-- SOURCE PASSAGE --
########

Trace the harmony in Figure 22.1 and the mechanism is laid bare. The A-minor chord is the hinge — heard first as vi of C, then reinterpreted as ii of G — and everything after it is in the orbit of the new key. This double-meaning reinterpretation is the essence of pivot modulation, and A minor works here precisely because it is a comfortable, everyday chord in both keys.
22.4Confirming the new key
A pivot alone does not complete a modulation; the new key must be confirmed, and two things do it. First, a cadence in the new key — its own V–I — seals the arrival, which is why the D chord (V of G) resolving to G in Figure 22.1 is what actually establishes the new home. Second, and audibly, the appearance of the new key’s leading tone: the F♯ in bar 3 is not in C major at all, and its arrival is the surest signal that the music has moved to G, whose leading tone is exactly that F♯. Whenever you hear a new accidental appear and stick — especially a raised note functioning as a leading tone — a modulation is underway. That new accidental is the passport stamp of the new key.
22.5Coming home
Modulations almost always return. The pleasure of going away depends on the promise of coming back, and a piece that wandered off to the dominant and simply stopped there would feel unresolved, like a traveller who never came home. The return is managed the same way as the departure — often by reinterpreting a chord back toward the home key. In Figure 22.1, the very G-major chord that was the goal becomes the means of return: add an F♮ and it turns into G7, the dominant seventh of C, which pulls straight home. The chord that was a destination becomes a signpost pointing back.
This departure and return — home, away, home — is not just a nice effect; it is the fundamental shape of tonal form. The tension of being in a foreign key, and its resolution when the tonic returns, operates over whole sections and whole movements, and it is what gives large forms their sense of drama and arrival. Every form in the rest of Part 4 is, at bottom, a particular way of organizing that journey.

########

Stored data
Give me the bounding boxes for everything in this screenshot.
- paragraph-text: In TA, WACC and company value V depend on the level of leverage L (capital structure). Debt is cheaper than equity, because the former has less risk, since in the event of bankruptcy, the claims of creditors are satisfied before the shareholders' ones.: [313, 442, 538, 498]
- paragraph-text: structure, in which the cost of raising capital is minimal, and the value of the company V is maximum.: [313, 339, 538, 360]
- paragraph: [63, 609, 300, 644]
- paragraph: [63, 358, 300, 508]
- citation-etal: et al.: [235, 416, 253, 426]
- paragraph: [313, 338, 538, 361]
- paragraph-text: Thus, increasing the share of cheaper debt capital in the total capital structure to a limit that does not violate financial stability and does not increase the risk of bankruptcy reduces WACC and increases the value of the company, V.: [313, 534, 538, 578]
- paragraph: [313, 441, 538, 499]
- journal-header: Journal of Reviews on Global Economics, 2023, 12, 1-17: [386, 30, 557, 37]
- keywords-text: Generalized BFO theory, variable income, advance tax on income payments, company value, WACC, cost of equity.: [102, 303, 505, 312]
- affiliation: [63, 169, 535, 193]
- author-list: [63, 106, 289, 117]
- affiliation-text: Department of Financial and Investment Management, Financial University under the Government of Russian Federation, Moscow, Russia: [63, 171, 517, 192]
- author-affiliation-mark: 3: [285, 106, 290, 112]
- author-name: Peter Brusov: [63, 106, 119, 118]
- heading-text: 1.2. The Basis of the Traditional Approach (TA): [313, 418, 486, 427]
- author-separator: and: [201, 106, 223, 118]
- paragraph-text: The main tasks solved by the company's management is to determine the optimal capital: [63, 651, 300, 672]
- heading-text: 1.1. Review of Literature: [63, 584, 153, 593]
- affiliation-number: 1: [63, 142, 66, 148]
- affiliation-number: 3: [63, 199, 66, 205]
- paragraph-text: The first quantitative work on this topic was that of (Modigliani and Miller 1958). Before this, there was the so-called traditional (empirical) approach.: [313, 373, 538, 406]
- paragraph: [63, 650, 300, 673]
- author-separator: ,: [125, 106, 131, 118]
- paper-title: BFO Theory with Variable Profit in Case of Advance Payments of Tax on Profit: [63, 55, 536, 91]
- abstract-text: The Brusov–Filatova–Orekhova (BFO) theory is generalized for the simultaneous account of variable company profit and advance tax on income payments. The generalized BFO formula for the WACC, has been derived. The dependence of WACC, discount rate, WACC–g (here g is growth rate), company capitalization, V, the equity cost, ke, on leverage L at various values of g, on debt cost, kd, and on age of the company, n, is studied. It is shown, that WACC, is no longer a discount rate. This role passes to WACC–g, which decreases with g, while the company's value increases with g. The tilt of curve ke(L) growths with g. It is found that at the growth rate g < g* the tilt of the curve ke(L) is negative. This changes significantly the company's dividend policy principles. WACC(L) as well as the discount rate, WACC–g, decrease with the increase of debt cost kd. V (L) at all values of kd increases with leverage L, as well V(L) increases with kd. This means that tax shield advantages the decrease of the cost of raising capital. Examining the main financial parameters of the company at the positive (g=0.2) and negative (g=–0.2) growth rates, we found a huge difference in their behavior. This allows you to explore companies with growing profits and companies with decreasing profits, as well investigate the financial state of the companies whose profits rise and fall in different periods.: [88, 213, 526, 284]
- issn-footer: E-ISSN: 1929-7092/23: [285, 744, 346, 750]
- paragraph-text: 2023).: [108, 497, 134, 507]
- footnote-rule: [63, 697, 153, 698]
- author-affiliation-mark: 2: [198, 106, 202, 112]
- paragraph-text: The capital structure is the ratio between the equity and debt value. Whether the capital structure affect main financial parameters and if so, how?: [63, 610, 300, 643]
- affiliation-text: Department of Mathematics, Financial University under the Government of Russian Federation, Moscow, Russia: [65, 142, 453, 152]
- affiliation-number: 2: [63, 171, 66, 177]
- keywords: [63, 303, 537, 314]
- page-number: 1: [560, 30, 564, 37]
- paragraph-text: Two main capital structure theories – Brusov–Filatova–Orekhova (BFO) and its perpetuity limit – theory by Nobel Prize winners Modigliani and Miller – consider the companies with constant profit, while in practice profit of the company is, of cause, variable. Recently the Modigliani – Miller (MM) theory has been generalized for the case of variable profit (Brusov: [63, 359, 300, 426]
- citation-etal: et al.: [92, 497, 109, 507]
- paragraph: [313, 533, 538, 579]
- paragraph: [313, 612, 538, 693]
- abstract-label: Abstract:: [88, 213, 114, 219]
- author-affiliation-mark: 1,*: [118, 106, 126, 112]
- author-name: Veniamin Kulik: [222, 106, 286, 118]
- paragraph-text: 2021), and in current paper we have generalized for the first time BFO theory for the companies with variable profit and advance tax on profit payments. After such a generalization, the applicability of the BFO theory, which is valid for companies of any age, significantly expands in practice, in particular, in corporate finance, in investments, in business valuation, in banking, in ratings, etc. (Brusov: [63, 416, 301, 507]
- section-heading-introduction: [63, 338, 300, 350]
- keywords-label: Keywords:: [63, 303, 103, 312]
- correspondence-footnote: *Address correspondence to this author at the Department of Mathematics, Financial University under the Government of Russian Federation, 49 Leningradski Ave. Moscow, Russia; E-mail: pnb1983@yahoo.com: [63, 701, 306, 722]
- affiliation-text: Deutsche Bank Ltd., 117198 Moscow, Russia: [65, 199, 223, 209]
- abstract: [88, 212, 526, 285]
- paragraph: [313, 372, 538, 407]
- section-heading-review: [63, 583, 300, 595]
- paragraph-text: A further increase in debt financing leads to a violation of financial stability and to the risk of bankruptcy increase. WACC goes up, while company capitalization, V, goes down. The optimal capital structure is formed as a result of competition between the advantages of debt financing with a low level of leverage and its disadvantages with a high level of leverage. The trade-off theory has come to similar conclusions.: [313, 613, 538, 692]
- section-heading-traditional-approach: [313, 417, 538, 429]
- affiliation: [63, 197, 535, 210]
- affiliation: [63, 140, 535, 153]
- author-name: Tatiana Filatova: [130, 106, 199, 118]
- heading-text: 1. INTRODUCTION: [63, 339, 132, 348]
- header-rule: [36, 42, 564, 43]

########

-- TASKS TO COMPLETE --
a: List every chord that the modulation passage names by its letter.
b: Echo the modulation passage word for word, starting with "This departure and" and going on through "organizing that journey.".
c: Answer these questions from the modulation passage:
(i) Which chord acts as the hinge between the two keys in Figure 22.1?
(ii) Which note in bar 3 is the leading tone of the new key?
(iii) Which note is added to the G-major chord to turn it into G7?

-- ANSWERS TO THE TASKS --
a:
A minor
D
G major
G7

b:
This departure and return — home, away, home — is not just a nice effect; it is the fundamental shape of tonal form. The tension of being in a foreign key, and its resolution when the tonic returns, operates over whole sections and whole movements, and it is what gives large forms their sense of drama and arrival. Every form in the rest of Part 4 is, at bottom, a particular way of organizing that journey.

c:
(i) The A-minor chord
(ii) F♯
(iii) F♮